# Working data
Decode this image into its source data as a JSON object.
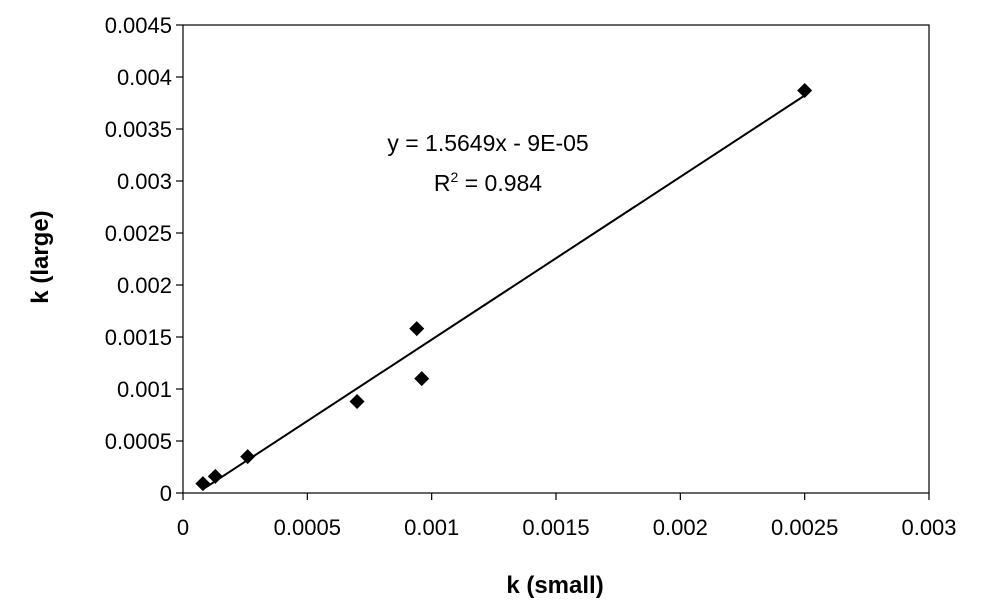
{
  "chart_data": {
    "type": "scatter",
    "title": "",
    "xlabel": "k (small)",
    "ylabel": "k (large)",
    "xlim": [
      0,
      0.003
    ],
    "ylim": [
      0,
      0.0045
    ],
    "grid": false,
    "x_ticks": [
      "0",
      "0.0005",
      "0.001",
      "0.0015",
      "0.002",
      "0.0025",
      "0.003"
    ],
    "y_ticks": [
      "0",
      "0.0005",
      "0.001",
      "0.0015",
      "0.002",
      "0.0025",
      "0.003",
      "0.0035",
      "0.004",
      "0.0045"
    ],
    "series": [
      {
        "marker": "diamond",
        "color": "#000000",
        "points": [
          {
            "x": 8e-05,
            "y": 9e-05
          },
          {
            "x": 0.00013,
            "y": 0.00016
          },
          {
            "x": 0.00026,
            "y": 0.00035
          },
          {
            "x": 0.0007,
            "y": 0.00088
          },
          {
            "x": 0.00094,
            "y": 0.00158
          },
          {
            "x": 0.00096,
            "y": 0.0011
          },
          {
            "x": 0.0025,
            "y": 0.00387
          }
        ]
      }
    ],
    "trendline": {
      "type": "linear",
      "slope": 1.5649,
      "intercept": -9e-05,
      "x_range": [
        8e-05,
        0.0025
      ],
      "equation_label": "y = 1.5649x - 9E-05",
      "r2_prefix": "R",
      "r2_sup": "2",
      "r2_value": " = 0.984"
    }
  }
}
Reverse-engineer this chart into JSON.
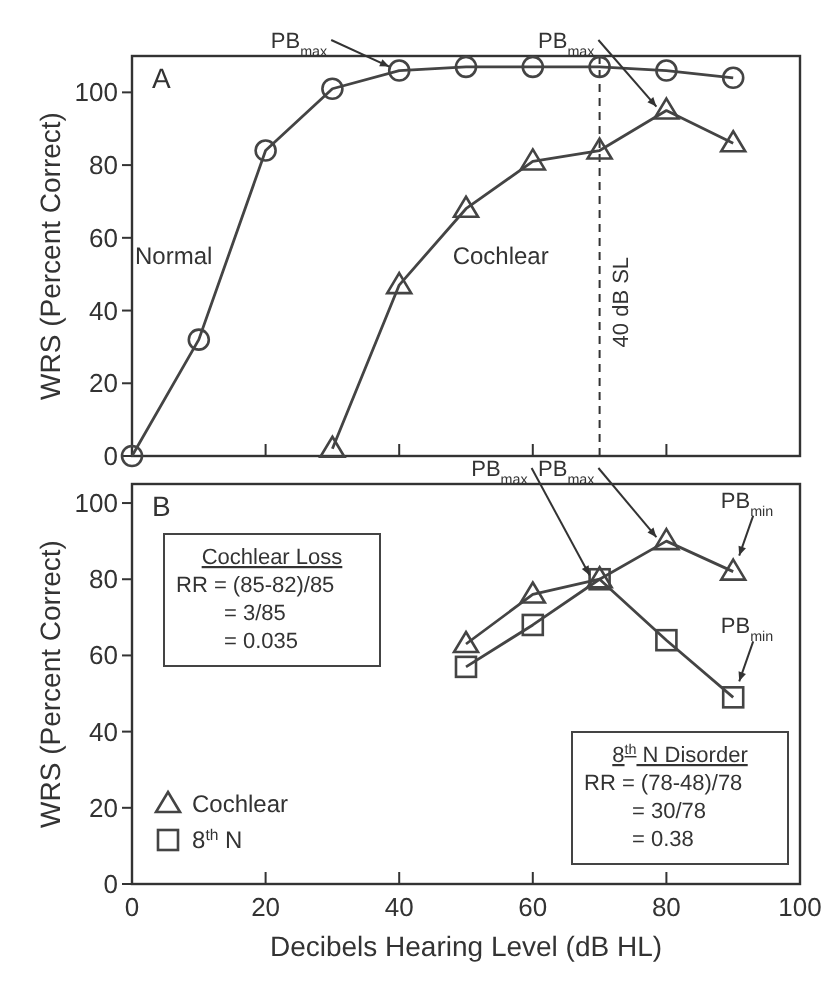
{
  "chart_data": [
    {
      "type": "line",
      "title": "A",
      "ylabel": "WRS (Percent Correct)",
      "xlim": [
        0,
        100
      ],
      "xticks": [
        {
          "value": 0,
          "label": null
        },
        {
          "value": 20,
          "label": null
        },
        {
          "value": 40,
          "label": null
        },
        {
          "value": 60,
          "label": null
        },
        {
          "value": 80,
          "label": null
        },
        {
          "value": 100,
          "label": null
        }
      ],
      "ylim": [
        0,
        110
      ],
      "yticks": [
        0,
        20,
        40,
        60,
        80,
        100
      ],
      "tick_labels": "y",
      "line_style": "solid",
      "grid": false,
      "legend": false,
      "series": [
        {
          "name": "Normal",
          "color": "#444444",
          "marker": "circle",
          "x": [
            0,
            10,
            20,
            30,
            40,
            50,
            60,
            70,
            80,
            90
          ],
          "values": [
            0,
            32,
            84,
            101,
            106,
            107,
            107,
            107,
            106,
            104
          ]
        },
        {
          "name": "Cochlear",
          "color": "#444444",
          "marker": "triangle",
          "x": [
            30,
            40,
            50,
            60,
            70,
            80,
            90
          ],
          "values": [
            2,
            47,
            68,
            81,
            84,
            95,
            86
          ]
        }
      ],
      "ref_lines": [
        {
          "axis": "x",
          "value": 70,
          "label": "40 dB SL",
          "line_style": "dashed",
          "color": "#333333"
        }
      ],
      "annotations": [
        {
          "text": "PB$_{max}$",
          "x": 40,
          "y": 106
        },
        {
          "text": "PB$_{max}$",
          "x": 80,
          "y": 95
        }
      ]
    },
    {
      "type": "line",
      "title": "B",
      "xlabel": "Decibels Hearing Level (dB HL)",
      "ylabel": "WRS (Percent Correct)",
      "xlim": [
        0,
        100
      ],
      "xticks": [
        0,
        20,
        40,
        60,
        80,
        100
      ],
      "ylim": [
        0,
        105
      ],
      "yticks": [
        0,
        20,
        40,
        60,
        80,
        100
      ],
      "line_style": "solid",
      "grid": false,
      "legend": "bottom left",
      "series": [
        {
          "name": "Cochlear",
          "color": "#444444",
          "marker": "triangle",
          "x": [
            50,
            60,
            70,
            80,
            90
          ],
          "values": [
            63,
            76,
            80,
            90,
            82
          ]
        },
        {
          "name": "8$^{th}$ N",
          "color": "#444444",
          "marker": "square",
          "x": [
            50,
            60,
            70,
            80,
            90
          ],
          "values": [
            57,
            68,
            80,
            64,
            49
          ]
        }
      ],
      "annotations": [
        {
          "text": "PB$_{max}$",
          "x": 80,
          "y": 90
        },
        {
          "text": "PB$_{max}$",
          "x": 70,
          "y": 80
        },
        {
          "text": "PB$_{min}$",
          "x": 90,
          "y": 82
        },
        {
          "text": "PB$_{min}$",
          "x": 90,
          "y": 49
        },
        "Cochlear Loss\nRR = (85-82)/85\n= 3/85\n= 0.035",
        "8$^{th}$ N Disorder\nRR = (78-48)/78\n= 30/78\n= 0.38"
      ]
    }
  ]
}
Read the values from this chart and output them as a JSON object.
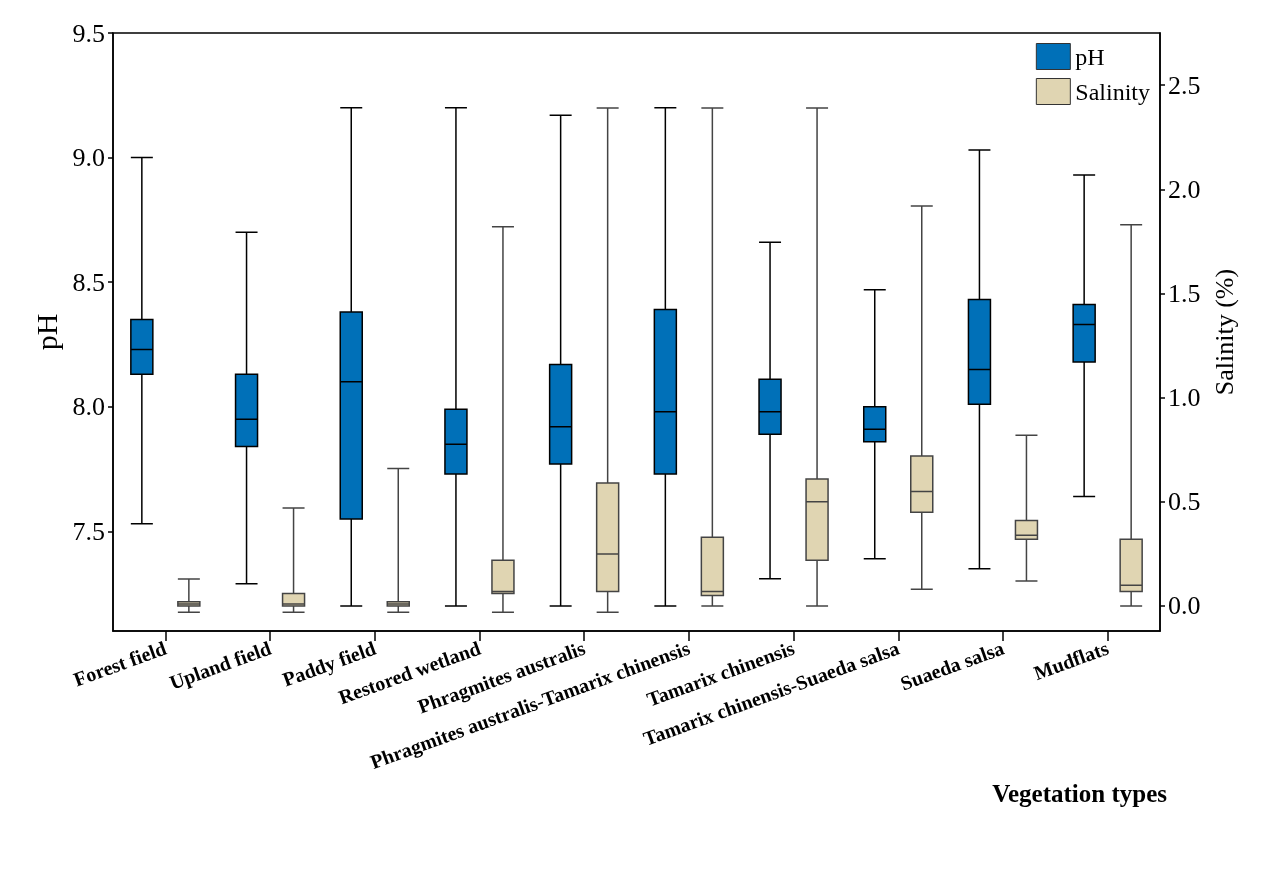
{
  "chart_data": {
    "type": "box",
    "xlabel": "Vegetation types",
    "ylabel": "pH",
    "y2label": "Salinity (%)",
    "categories": [
      "Forest field",
      "Upland field",
      "Paddy field",
      "Restored wetland",
      "Phragmites australis",
      "Phragmites australis-Tamarix chinensis",
      "Tamarix chinensis",
      "Tamarix chinensis-Suaeda salsa",
      "Suaeda salsa",
      "Mudflats"
    ],
    "ylim": [
      7.1,
      9.5
    ],
    "yticks": [
      {
        "value": 7.5,
        "label": "7.5"
      },
      {
        "value": 8,
        "label": "8.0"
      },
      {
        "value": 8.5,
        "label": "8.5"
      },
      {
        "value": 9,
        "label": "9.0"
      },
      {
        "value": 9.5,
        "label": "9.5"
      }
    ],
    "y2lim": [
      -0.12,
      2.75
    ],
    "y2ticks": [
      {
        "value": 0,
        "label": "0.0"
      },
      {
        "value": 0.5,
        "label": "0.5"
      },
      {
        "value": 1,
        "label": "1.0"
      },
      {
        "value": 1.5,
        "label": "1.5"
      },
      {
        "value": 2,
        "label": "2.0"
      },
      {
        "value": 2.5,
        "label": "2.5"
      }
    ],
    "legend": "top right",
    "grid": false,
    "series": [
      {
        "name": "pH",
        "color": "#0070b8",
        "boxes": [
          {
            "low": 7.53,
            "q1": 8.13,
            "median": 8.23,
            "q3": 8.35,
            "high": 9.0
          },
          {
            "low": 7.29,
            "q1": 7.84,
            "median": 7.95,
            "q3": 8.13,
            "high": 8.7
          },
          {
            "low": 7.2,
            "q1": 7.55,
            "median": 8.1,
            "q3": 8.38,
            "high": 9.2
          },
          {
            "low": 7.2,
            "q1": 7.73,
            "median": 7.85,
            "q3": 7.99,
            "high": 9.2
          },
          {
            "low": 7.2,
            "q1": 7.77,
            "median": 7.92,
            "q3": 8.17,
            "high": 9.17
          },
          {
            "low": 7.2,
            "q1": 7.73,
            "median": 7.98,
            "q3": 8.39,
            "high": 9.2
          },
          {
            "low": 7.31,
            "q1": 7.89,
            "median": 7.98,
            "q3": 8.11,
            "high": 8.66
          },
          {
            "low": 7.39,
            "q1": 7.86,
            "median": 7.91,
            "q3": 8.0,
            "high": 8.47
          },
          {
            "low": 7.35,
            "q1": 8.01,
            "median": 8.15,
            "q3": 8.43,
            "high": 9.03
          },
          {
            "low": 7.64,
            "q1": 8.18,
            "median": 8.33,
            "q3": 8.41,
            "high": 8.93
          }
        ]
      },
      {
        "name": "Salinity",
        "color": "#e0d5b2",
        "axis": "y2",
        "boxes": [
          {
            "low": -0.03,
            "q1": 0.0,
            "median": 0.01,
            "q3": 0.02,
            "high": 0.13
          },
          {
            "low": -0.03,
            "q1": 0.0,
            "median": 0.01,
            "q3": 0.06,
            "high": 0.47
          },
          {
            "low": -0.03,
            "q1": 0.0,
            "median": 0.01,
            "q3": 0.02,
            "high": 0.66
          },
          {
            "low": -0.03,
            "q1": 0.06,
            "median": 0.07,
            "q3": 0.22,
            "high": 1.82
          },
          {
            "low": -0.03,
            "q1": 0.07,
            "median": 0.25,
            "q3": 0.59,
            "high": 2.39
          },
          {
            "low": 0.0,
            "q1": 0.05,
            "median": 0.07,
            "q3": 0.33,
            "high": 2.39
          },
          {
            "low": 0.0,
            "q1": 0.22,
            "median": 0.5,
            "q3": 0.61,
            "high": 2.39
          },
          {
            "low": 0.08,
            "q1": 0.45,
            "median": 0.55,
            "q3": 0.72,
            "high": 1.92
          },
          {
            "low": 0.12,
            "q1": 0.32,
            "median": 0.34,
            "q3": 0.41,
            "high": 0.82
          },
          {
            "low": 0.0,
            "q1": 0.07,
            "median": 0.1,
            "q3": 0.32,
            "high": 1.83
          }
        ]
      }
    ]
  }
}
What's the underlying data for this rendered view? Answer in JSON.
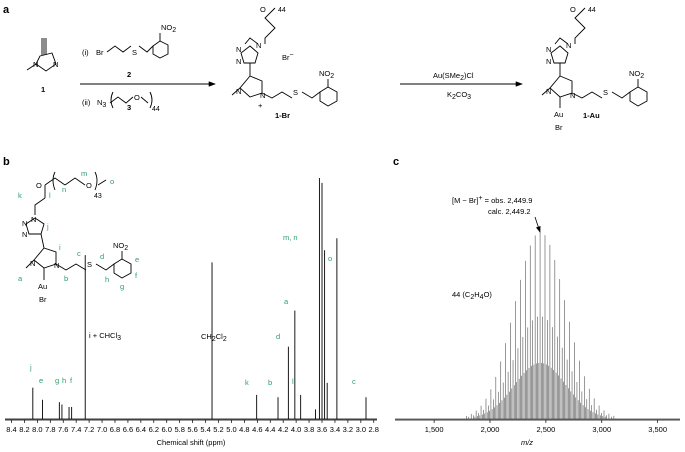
{
  "panels": {
    "a": "a",
    "b": "b",
    "c": "c"
  },
  "scheme": {
    "reagent_i_tag": "(i)",
    "reagent_i_text": "Br",
    "reagent_i_sulfur": "S",
    "reagent_i_no2": "NO",
    "reagent_i_no2_sub": "2",
    "reagent_i_number": "2",
    "reagent_ii_tag": "(ii)",
    "reagent_ii_n3": "N",
    "reagent_ii_n3_sub": "3",
    "reagent_ii_o": "O",
    "reagent_ii_sub": "44",
    "reagent_ii_number": "3",
    "compound1_n1": "N",
    "compound1_n2": "N",
    "compound1_label": "1",
    "compound1br_label": "1-Br",
    "compound1br_anion": "Br",
    "compound1br_anion_charge": "−",
    "compound1br_plus": "+",
    "compound1br_o": "O",
    "compound1br_sub": "44",
    "compound1br_no2": "NO",
    "compound1br_no2_sub": "2",
    "compound1br_s": "S",
    "step2_reagent": "Au(SMe",
    "step2_reagent_sub": "2",
    "step2_reagent_end": ")Cl",
    "step2_base": "K",
    "step2_base_sub": "2",
    "step2_base_end": "CO",
    "step2_base_sub2": "3",
    "compound1au_label": "1-Au",
    "compound1au_au": "Au",
    "compound1au_br": "Br",
    "compound1au_o": "O",
    "compound1au_sub": "44",
    "compound1au_no2": "NO",
    "compound1au_no2_sub": "2",
    "compound1au_s": "S",
    "triazole_n": "N"
  },
  "nmr_structure": {
    "labels": [
      "m",
      "n",
      "o",
      "k",
      "l",
      "j",
      "i",
      "c",
      "d",
      "e",
      "f",
      "g",
      "h",
      "a",
      "b"
    ],
    "sub43": "43",
    "o_atom": "O",
    "no2": "NO",
    "no2_sub": "2",
    "s": "S",
    "au": "Au",
    "br": "Br",
    "n": "N"
  },
  "nmr": {
    "xlabel": "Chemical shift (ppm)",
    "xticks": [
      "8.4",
      "8.2",
      "8.0",
      "7.8",
      "7.6",
      "7.4",
      "7.2",
      "7.0",
      "6.8",
      "6.6",
      "6.4",
      "6.2",
      "6.0",
      "5.8",
      "5.6",
      "5.4",
      "5.2",
      "5.0",
      "4.8",
      "4.6",
      "4.4",
      "4.2",
      "4.0",
      "3.8",
      "3.6",
      "3.4",
      "3.2",
      "3.0",
      "2.8"
    ],
    "annotations": {
      "i_chcl3": "i + CHCl",
      "i_chcl3_sub": "3",
      "ch2cl2": "CH",
      "ch2cl2_sub": "2",
      "ch2cl2_cl": "Cl",
      "ch2cl2_sub2": "2",
      "mn": "m, n",
      "o": "o",
      "a": "a",
      "d": "d",
      "b": "b",
      "k": "k",
      "l": "l",
      "c": "c",
      "j": "j",
      "e": "e",
      "g": "g",
      "h": "h",
      "f": "f"
    }
  },
  "ms": {
    "xlabel": "m/z",
    "xticks": [
      "1,500",
      "2,000",
      "2,500",
      "3,000",
      "3,500"
    ],
    "annotation_line1": "[M − Br]",
    "annotation_line1_sup": "+",
    "annotation_line1_end": " = obs. 2,449.9",
    "annotation_line2": "calc. 2,449.2",
    "repeat_label": "44 (C",
    "repeat_sub1": "2",
    "repeat_mid": "H",
    "repeat_sub2": "4",
    "repeat_end": "O)"
  },
  "colors": {
    "label_green": "#2a9d6b",
    "spectrum_gray": "#555555"
  },
  "chart_data": [
    {
      "type": "line",
      "xlabel": "Chemical shift (ppm)",
      "xlim": [
        8.5,
        2.75
      ],
      "peaks": [
        {
          "x": 8.07,
          "h": 0.13
        },
        {
          "x": 7.92,
          "h": 0.08
        },
        {
          "x": 7.66,
          "h": 0.07
        },
        {
          "x": 7.62,
          "h": 0.06
        },
        {
          "x": 7.51,
          "h": 0.05
        },
        {
          "x": 7.47,
          "h": 0.05
        },
        {
          "x": 7.26,
          "h": 0.68
        },
        {
          "x": 5.3,
          "h": 0.65
        },
        {
          "x": 4.61,
          "h": 0.1
        },
        {
          "x": 4.28,
          "h": 0.09
        },
        {
          "x": 4.12,
          "h": 0.3
        },
        {
          "x": 4.02,
          "h": 0.45
        },
        {
          "x": 3.93,
          "h": 0.1
        },
        {
          "x": 3.7,
          "h": 0.04
        },
        {
          "x": 3.64,
          "h": 1.0
        },
        {
          "x": 3.6,
          "h": 0.98
        },
        {
          "x": 3.56,
          "h": 0.7
        },
        {
          "x": 3.52,
          "h": 0.15
        },
        {
          "x": 3.37,
          "h": 0.75
        },
        {
          "x": 2.92,
          "h": 0.09
        }
      ]
    },
    {
      "type": "line",
      "xlabel": "m/z",
      "xlim": [
        1150,
        3700
      ],
      "envelope_center": 2449,
      "envelope_sigma": 230,
      "repeat_spacing": 44
    }
  ]
}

# What you need to do
Show the lines of the records that contain the word "ylabel".

# Written answer
    "ylabel": "k (large)",
      "ylabel": "WRS (Percent Correct)",
      "ylabel": "WRS (Percent Correct)",
    "ylabel": "pH",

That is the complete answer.